## [Stated task 1]
In the court judgment on the grain-payment suit, whose oral evidence did the plaintiff rely on solely?
## [Stated task 2]
Write the next part of the court judgment on the grain-payment suit, starting after its final sentence.

## [Source document]

- - - - - - -

(1.) This is an appeal by the plaintiff against the judgment of a single judge of this Court reversing the judgment of the third Subordinate Judge, Patna, and dismissing the plaintiff's suit for recovery of a certain sum said to have been due to her from the defendant in full payment of the price of goods (grains) supplied together with interest and other charges The defendant's plea was one of complete denial of the so-called purchase of grains from the plaintiff There was no documentary evidence, such as voucher signed by the defendant, to prove the plaintiff's claim and the plaintiff relied solely on. the oral evidence of her brother. P. W. 2. corroborated by the evidence of two other witnesses, namely, P. Ws. 1 and 3 The trial court was inclined to believe these witnesses, but the learned single Judge on appeal held that the plaintiff's version was highly improbable specially in view of the serious discrepancies in the evidence of the witnesses and the absence of any documentary evidence in support of the supply of grains by the plaintiff to the defendant. He was also inclined to accept the defendant's claim that there was a transaction of sale between the parties and that a sale deed was executed and registered by the defendant, though the entire consideration money was not paid Apparently, the suggestion seems to have been that the plaintiff brought the suit with a view to escape liability for payment of the balance of the consideration money due on the sale deed.

- - - - - - -

Element position data

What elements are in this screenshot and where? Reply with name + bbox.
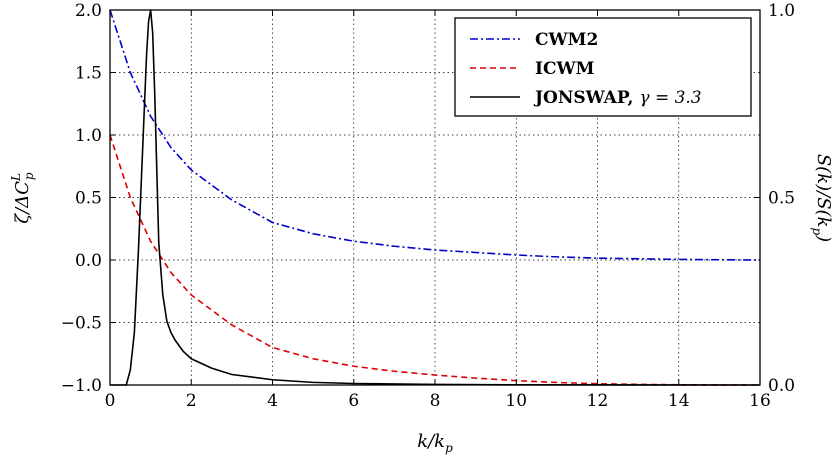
y-axis-label-left: ζ/ΔCLp xyxy=(9,172,36,224)
series-line-jonswap xyxy=(110,9,761,386)
x-tick-label: 16 xyxy=(749,391,771,411)
y-tick-label-left: 2.0 xyxy=(75,1,102,21)
y-axis-label-right: S(k)/S(kp) xyxy=(810,154,834,242)
series-group xyxy=(109,9,761,386)
legend-box xyxy=(454,17,752,117)
x-tick-label: 14 xyxy=(668,391,690,411)
series-line-cwm2 xyxy=(109,9,761,261)
y-tick-label-left: 0.0 xyxy=(75,251,102,271)
y-tick-label-left: 1.0 xyxy=(75,126,102,146)
x-tick-label: 6 xyxy=(348,391,359,411)
y-tick-label-right: 0.5 xyxy=(768,189,795,209)
x-tick-label: 10 xyxy=(505,391,527,411)
y-tick-label-right: 0.0 xyxy=(768,376,795,396)
y-tick-label-left: 0.5 xyxy=(75,189,102,209)
legend-label-jonswap: JONSWAP, γ = 3.3 xyxy=(533,88,702,108)
y-tick-label-left: 1.5 xyxy=(75,64,102,84)
series-line-icwm xyxy=(109,134,760,386)
x-axis-label: k/kp xyxy=(417,431,453,455)
legend: CWM2 ICWM JONSWAP, γ = 3.3 xyxy=(454,17,752,117)
y-tick-label-right: 1.0 xyxy=(768,1,795,21)
x-tick-label: 12 xyxy=(587,391,609,411)
tick-group: 0 2 4 6 8 10 12 14 16 −1.0 −0.5 0.0 0.5 1.0 1.5 2.0 0.0 0… xyxy=(61,1,795,411)
y-tick-label-left: −1.0 xyxy=(61,376,102,396)
legend-label-icwm: ICWM xyxy=(535,59,595,79)
x-tick-label: 0 xyxy=(105,391,116,411)
x-tick-label: 8 xyxy=(430,391,441,411)
x-tick-label: 2 xyxy=(186,391,197,411)
x-tick-label: 4 xyxy=(267,391,278,411)
y-tick-label-left: −0.5 xyxy=(61,314,102,334)
legend-label-cwm2: CWM2 xyxy=(535,30,598,50)
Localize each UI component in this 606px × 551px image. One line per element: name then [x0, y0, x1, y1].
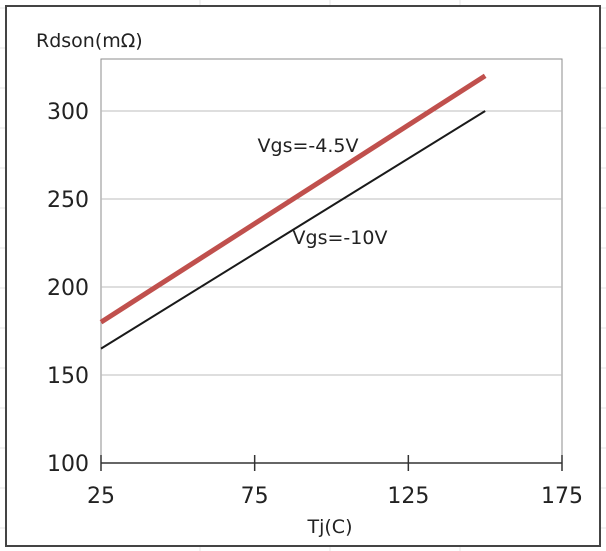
- y-tick-label: 100: [47, 452, 89, 477]
- y-tick-label: 150: [47, 364, 89, 389]
- y-tick-label: 300: [47, 100, 89, 125]
- gridlines: [101, 110, 562, 376]
- labels-group: 100 150 200 250 300 25 75 125 175 Vgs=-4.5V Vgs=-1…: [47, 100, 583, 509]
- axes: [100, 455, 563, 471]
- series-line-vgs-10v: [100, 110, 486, 350]
- chart-frame: [5, 5, 601, 547]
- x-axis-title: Tj(C): [307, 516, 353, 538]
- series-group: [99, 73, 487, 350]
- series-label-vgs-10v: Vgs=-10V: [293, 227, 388, 249]
- x-tick-label: 75: [241, 484, 269, 509]
- x-tick-label: 125: [387, 484, 429, 509]
- x-tick-label: 25: [87, 484, 115, 509]
- y-axis-title: Rdson(mΩ): [36, 30, 143, 52]
- series-line-vgs-4-5v: [99, 73, 487, 325]
- series-label-vgs-4-5v: Vgs=-4.5V: [258, 135, 359, 157]
- y-tick-label: 250: [47, 188, 89, 213]
- x-tick-label: 175: [541, 484, 583, 509]
- y-tick-label: 200: [47, 276, 89, 301]
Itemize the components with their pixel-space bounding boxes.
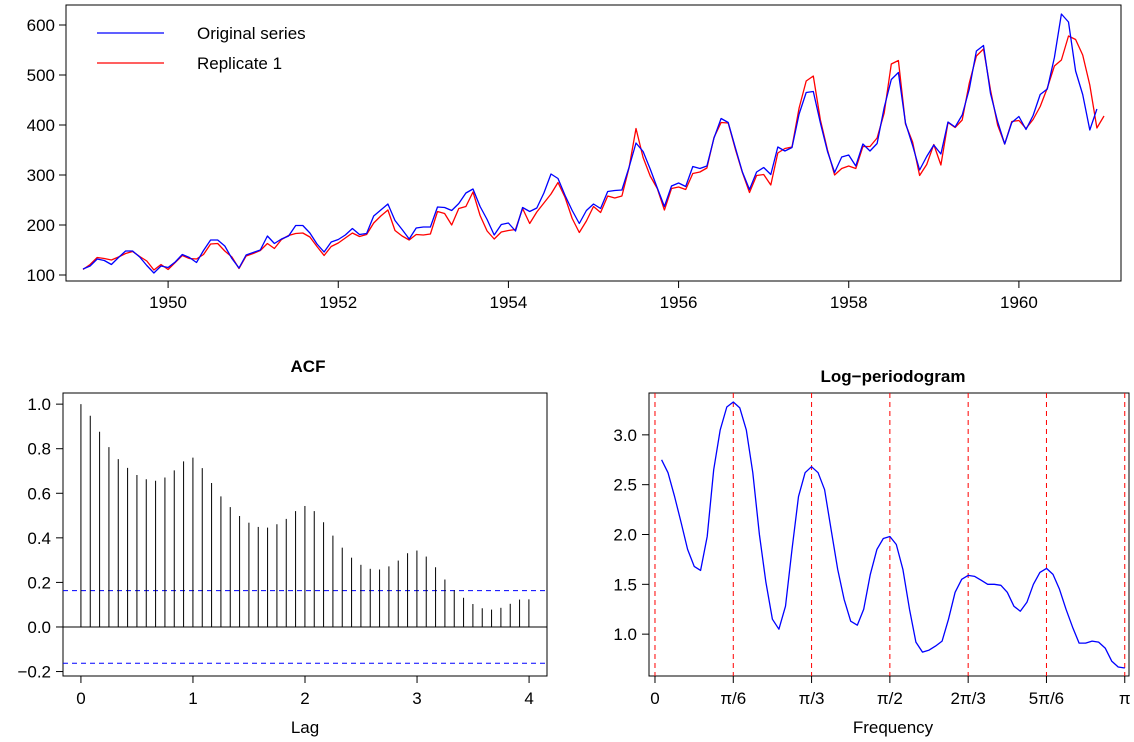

- - - - - - -

## [Written reply 1]
Her brother's, P. W. 2, corroborated by P. Ws. 1 and 3.

## [Written reply 2]
(2.) Mr. Lalnarain Sinha, for the appellant, wanted to canvass in this court also the finding of fact, namely, the belief or otherwise of the plaintiff's evidence of sale of the grains to the defendant. He was, however, confronted with the decision of a Division Bench of this Court (Mahapatra and Tarkeshwar Nath, JJ.) in Ramsarup Singh v. Muneshwar Singh, AIR 1964 Pat 76, where it was held on a construction of Clause 10 of the Patna Letters Patent that in an appeal against the first appellate judgment of a single Judge the restrictions imposed by Section 100 C. P. C. would apply and that the Division Bench will not be justified in interfering with mere findings of fact. Mr. Sinha, however, invited our attention to a subsequent Bench decision (Misra and G.N. Prasad. JJ.) in Jugal Kishore Bhadani v. Union of India, 1965 BLJR 24: (AIR 1965 Pat 196), where the aforesaid view was not followed on the ground that it was in the nature of an obiter dictum. That Division Bench was of the view that in the absence of any restrictive words in Clause 10 of the Letters Patent, a Division Bench hearing an appeal from the first appellate judgment of a single judge of this Court was entitled to go into facts. There is a later (unreported) judgment of Mahapatra and A.B.N. Sinha, JJ. in Nilkanth Mahton v. Munshi Singh, L. P. A. Nos. 134 of 1958 and 3 of 1959. D/-7-10-1964: (Now reported in AIR 1965 Pat 141), in which the Bench reiterated the view taken in AIR 1984 Pat 76, and held that the said view was not an obiter dictum. In view of this sharp conflict between two Division Benches of this Court as to the scope of an appeal from the first appellate judgment of a single Judge, I thought it advisable to refer the entire appeal to a Full Bench consisting of three Judges. We are indeed grateful to Counsel for both sides for having given us their valuable assistance in deciding this somewhat difficult question, which is the main question for consideration before the Full Bench.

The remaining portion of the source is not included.